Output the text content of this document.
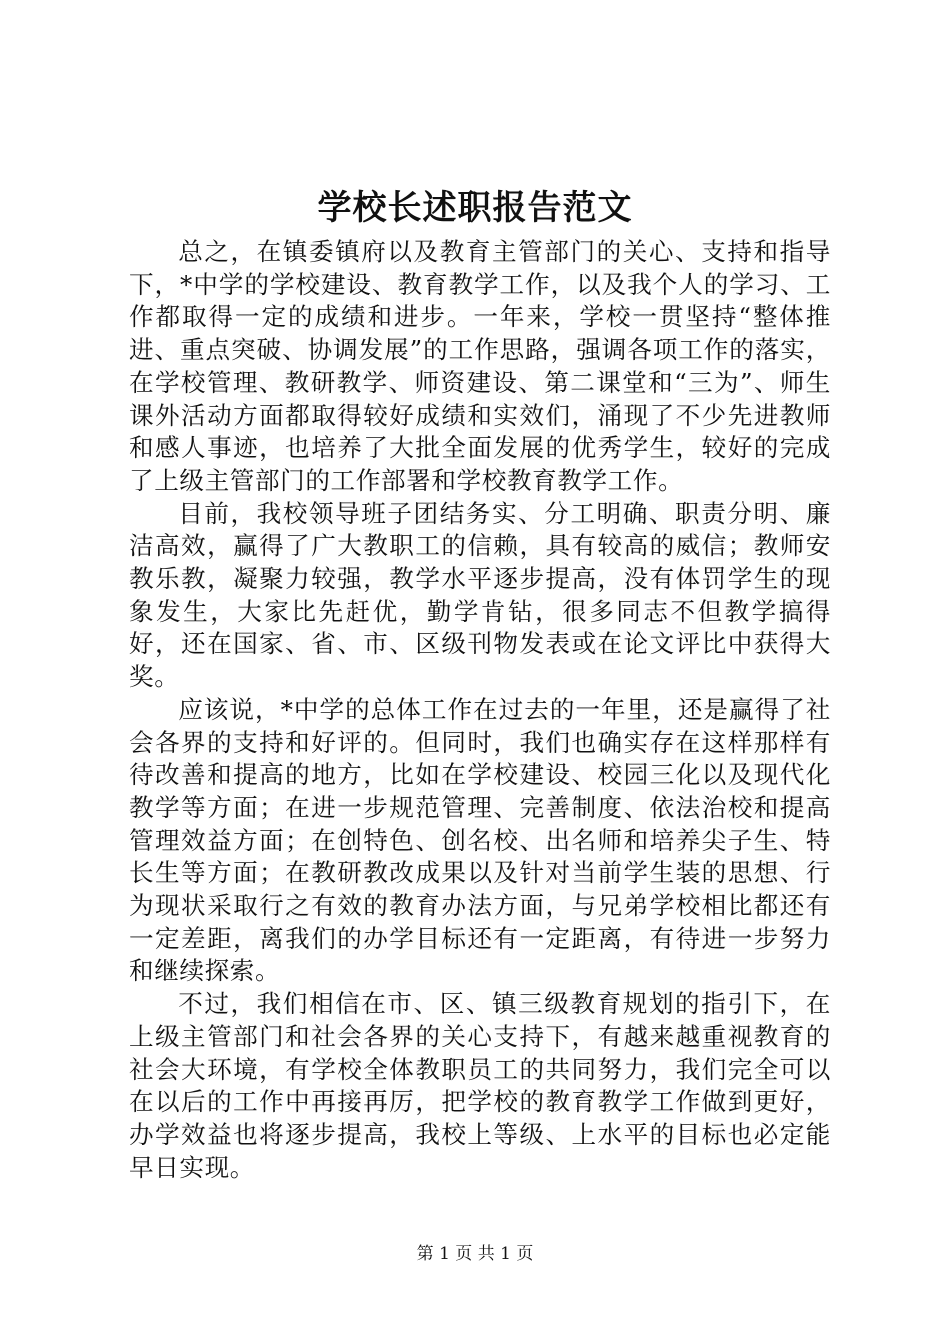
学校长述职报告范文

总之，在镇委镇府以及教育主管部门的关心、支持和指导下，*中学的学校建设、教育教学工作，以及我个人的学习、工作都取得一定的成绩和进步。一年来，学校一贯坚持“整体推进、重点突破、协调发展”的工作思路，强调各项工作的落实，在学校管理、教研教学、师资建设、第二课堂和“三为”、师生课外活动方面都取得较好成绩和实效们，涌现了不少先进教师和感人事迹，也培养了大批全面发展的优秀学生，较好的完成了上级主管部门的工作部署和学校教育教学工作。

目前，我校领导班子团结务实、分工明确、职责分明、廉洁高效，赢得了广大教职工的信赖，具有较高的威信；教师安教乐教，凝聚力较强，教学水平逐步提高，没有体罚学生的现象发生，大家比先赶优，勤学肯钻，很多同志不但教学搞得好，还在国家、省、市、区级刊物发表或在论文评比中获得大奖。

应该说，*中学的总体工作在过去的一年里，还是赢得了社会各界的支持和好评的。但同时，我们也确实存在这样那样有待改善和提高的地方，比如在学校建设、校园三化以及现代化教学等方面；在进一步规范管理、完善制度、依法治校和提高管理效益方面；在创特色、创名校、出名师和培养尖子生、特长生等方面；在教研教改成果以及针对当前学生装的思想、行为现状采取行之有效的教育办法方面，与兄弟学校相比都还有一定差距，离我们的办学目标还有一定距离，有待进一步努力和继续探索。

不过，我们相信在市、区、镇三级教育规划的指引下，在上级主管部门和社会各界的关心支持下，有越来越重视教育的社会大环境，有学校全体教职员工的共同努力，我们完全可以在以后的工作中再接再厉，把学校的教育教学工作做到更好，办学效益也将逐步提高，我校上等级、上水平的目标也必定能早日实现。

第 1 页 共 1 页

++++++++++++++++++++

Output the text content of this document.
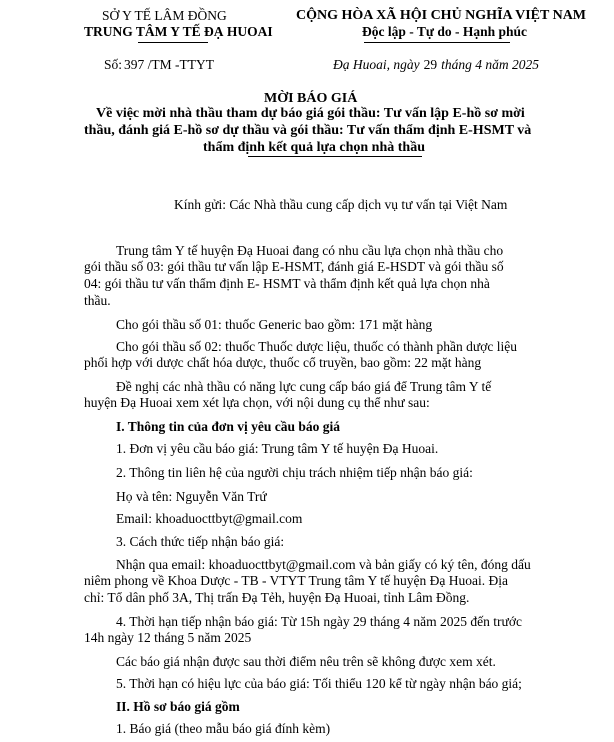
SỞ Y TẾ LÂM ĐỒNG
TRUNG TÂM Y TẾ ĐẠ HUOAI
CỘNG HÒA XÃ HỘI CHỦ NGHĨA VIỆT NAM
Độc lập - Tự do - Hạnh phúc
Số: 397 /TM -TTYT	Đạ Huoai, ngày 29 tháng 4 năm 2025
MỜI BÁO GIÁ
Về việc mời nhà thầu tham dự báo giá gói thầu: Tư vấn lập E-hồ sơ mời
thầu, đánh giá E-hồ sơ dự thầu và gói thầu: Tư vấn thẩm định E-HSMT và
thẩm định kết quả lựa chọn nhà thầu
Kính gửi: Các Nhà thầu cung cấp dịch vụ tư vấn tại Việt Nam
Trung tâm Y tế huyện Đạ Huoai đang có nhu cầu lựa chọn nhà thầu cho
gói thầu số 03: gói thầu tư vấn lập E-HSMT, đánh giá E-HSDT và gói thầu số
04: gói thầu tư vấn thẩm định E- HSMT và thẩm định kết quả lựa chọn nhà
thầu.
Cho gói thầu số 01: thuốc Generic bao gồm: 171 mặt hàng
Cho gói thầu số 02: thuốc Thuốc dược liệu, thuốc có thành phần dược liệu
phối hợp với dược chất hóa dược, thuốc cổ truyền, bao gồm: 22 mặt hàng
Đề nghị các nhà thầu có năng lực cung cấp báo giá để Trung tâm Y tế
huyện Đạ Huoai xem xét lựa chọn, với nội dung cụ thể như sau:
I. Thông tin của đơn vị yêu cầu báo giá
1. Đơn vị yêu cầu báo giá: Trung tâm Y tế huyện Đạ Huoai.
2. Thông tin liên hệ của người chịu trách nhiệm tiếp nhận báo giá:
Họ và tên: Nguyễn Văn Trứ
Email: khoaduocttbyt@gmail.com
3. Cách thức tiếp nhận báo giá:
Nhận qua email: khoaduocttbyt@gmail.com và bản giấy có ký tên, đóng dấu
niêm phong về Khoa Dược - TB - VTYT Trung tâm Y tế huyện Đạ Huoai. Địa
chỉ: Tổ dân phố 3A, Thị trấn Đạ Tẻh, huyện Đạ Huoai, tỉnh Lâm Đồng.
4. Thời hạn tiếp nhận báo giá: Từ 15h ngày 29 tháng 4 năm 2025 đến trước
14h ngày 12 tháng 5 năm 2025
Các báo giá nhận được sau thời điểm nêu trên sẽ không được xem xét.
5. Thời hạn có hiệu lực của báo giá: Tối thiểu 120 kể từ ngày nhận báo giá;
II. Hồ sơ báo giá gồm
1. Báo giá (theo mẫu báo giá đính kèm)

++++++++++++++++++++

## Exercise prompt:
Compute how many lines include the string "thầu", then give that number by itself.

## Written answer:
11